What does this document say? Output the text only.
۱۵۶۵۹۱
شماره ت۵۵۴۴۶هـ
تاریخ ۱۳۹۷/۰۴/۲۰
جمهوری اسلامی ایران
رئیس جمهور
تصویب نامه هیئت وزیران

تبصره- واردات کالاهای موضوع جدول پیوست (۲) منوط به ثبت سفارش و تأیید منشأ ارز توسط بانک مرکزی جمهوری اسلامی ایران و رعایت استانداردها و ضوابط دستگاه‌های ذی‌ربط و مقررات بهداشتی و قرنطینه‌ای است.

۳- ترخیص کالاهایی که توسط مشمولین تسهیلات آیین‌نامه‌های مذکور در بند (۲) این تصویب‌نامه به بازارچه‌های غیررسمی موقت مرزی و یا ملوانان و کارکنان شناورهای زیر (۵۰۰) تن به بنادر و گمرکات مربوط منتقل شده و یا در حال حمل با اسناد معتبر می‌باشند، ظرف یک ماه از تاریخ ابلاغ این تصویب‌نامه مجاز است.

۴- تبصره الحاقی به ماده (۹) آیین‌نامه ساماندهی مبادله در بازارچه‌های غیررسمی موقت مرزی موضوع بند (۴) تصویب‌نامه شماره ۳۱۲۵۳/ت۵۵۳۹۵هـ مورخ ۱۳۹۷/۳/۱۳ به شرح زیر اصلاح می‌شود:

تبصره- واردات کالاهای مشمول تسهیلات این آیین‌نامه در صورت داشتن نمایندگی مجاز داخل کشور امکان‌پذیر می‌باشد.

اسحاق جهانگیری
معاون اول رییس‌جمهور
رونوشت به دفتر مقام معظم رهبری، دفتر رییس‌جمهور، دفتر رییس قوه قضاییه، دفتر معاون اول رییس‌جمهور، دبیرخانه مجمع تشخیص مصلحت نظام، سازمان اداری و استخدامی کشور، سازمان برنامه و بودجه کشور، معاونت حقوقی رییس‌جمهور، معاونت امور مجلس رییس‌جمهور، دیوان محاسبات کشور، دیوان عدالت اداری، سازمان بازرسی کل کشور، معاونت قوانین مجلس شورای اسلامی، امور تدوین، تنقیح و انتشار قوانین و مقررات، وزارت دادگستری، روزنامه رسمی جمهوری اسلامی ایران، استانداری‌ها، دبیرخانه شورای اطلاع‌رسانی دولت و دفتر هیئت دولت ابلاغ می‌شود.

####

Exercise: Write out the listing once more, matching it exactly.

Result of the exercise:
What does this document say? Output the text only.
۱۵۶۵۹۱
شماره ت۵۵۴۴۶هـ
تاریخ ۱۳۹۷/۰۴/۲۰
جمهوری اسلامی ایران
رئیس جمهور
تصویب نامه هیئت وزیران

تبصره- واردات کالاهای موضوع جدول پیوست (۲) منوط به ثبت سفارش و تأیید منشأ ارز توسط بانک مرکزی جمهوری اسلامی ایران و رعایت استانداردها و ضوابط دستگاه‌های ذی‌ربط و مقررات بهداشتی و قرنطینه‌ای است.

۳- ترخیص کالاهایی که توسط مشمولین تسهیلات آیین‌نامه‌های مذکور در بند (۲) این تصویب‌نامه به بازارچه‌های غیررسمی موقت مرزی و یا ملوانان و کارکنان شناورهای زیر (۵۰۰) تن به بنادر و گمرکات مربوط منتقل شده و یا در حال حمل با اسناد معتبر می‌باشند، ظرف یک ماه از تاریخ ابلاغ این تصویب‌نامه مجاز است.

۴- تبصره الحاقی به ماده (۹) آیین‌نامه ساماندهی مبادله در بازارچه‌های غیررسمی موقت مرزی موضوع بند (۴) تصویب‌نامه شماره ۳۱۲۵۳/ت۵۵۳۹۵هـ مورخ ۱۳۹۷/۳/۱۳ به شرح زیر اصلاح می‌شود:

تبصره- واردات کالاهای مشمول تسهیلات این آیین‌نامه در صورت داشتن نمایندگی مجاز داخل کشور امکان‌پذیر می‌باشد.

اسحاق جهانگیری
معاون اول رییس‌جمهور
رونوشت به دفتر مقام معظم رهبری، دفتر رییس‌جمهور، دفتر رییس قوه قضاییه، دفتر معاون اول رییس‌جمهور، دبیرخانه مجمع تشخیص مصلحت نظام، سازمان اداری و استخدامی کشور، سازمان برنامه و بودجه کشور، معاونت حقوقی رییس‌جمهور، معاونت امور مجلس رییس‌جمهور، دیوان محاسبات کشور، دیوان عدالت اداری، سازمان بازرسی کل کشور، معاونت قوانین مجلس شورای اسلامی، امور تدوین، تنقیح و انتشار قوانین و مقررات، وزارت دادگستری، روزنامه رسمی جمهوری اسلامی ایران، استانداری‌ها، دبیرخانه شورای اطلاع‌رسانی دولت و دفتر هیئت دولت ابلاغ می‌شود.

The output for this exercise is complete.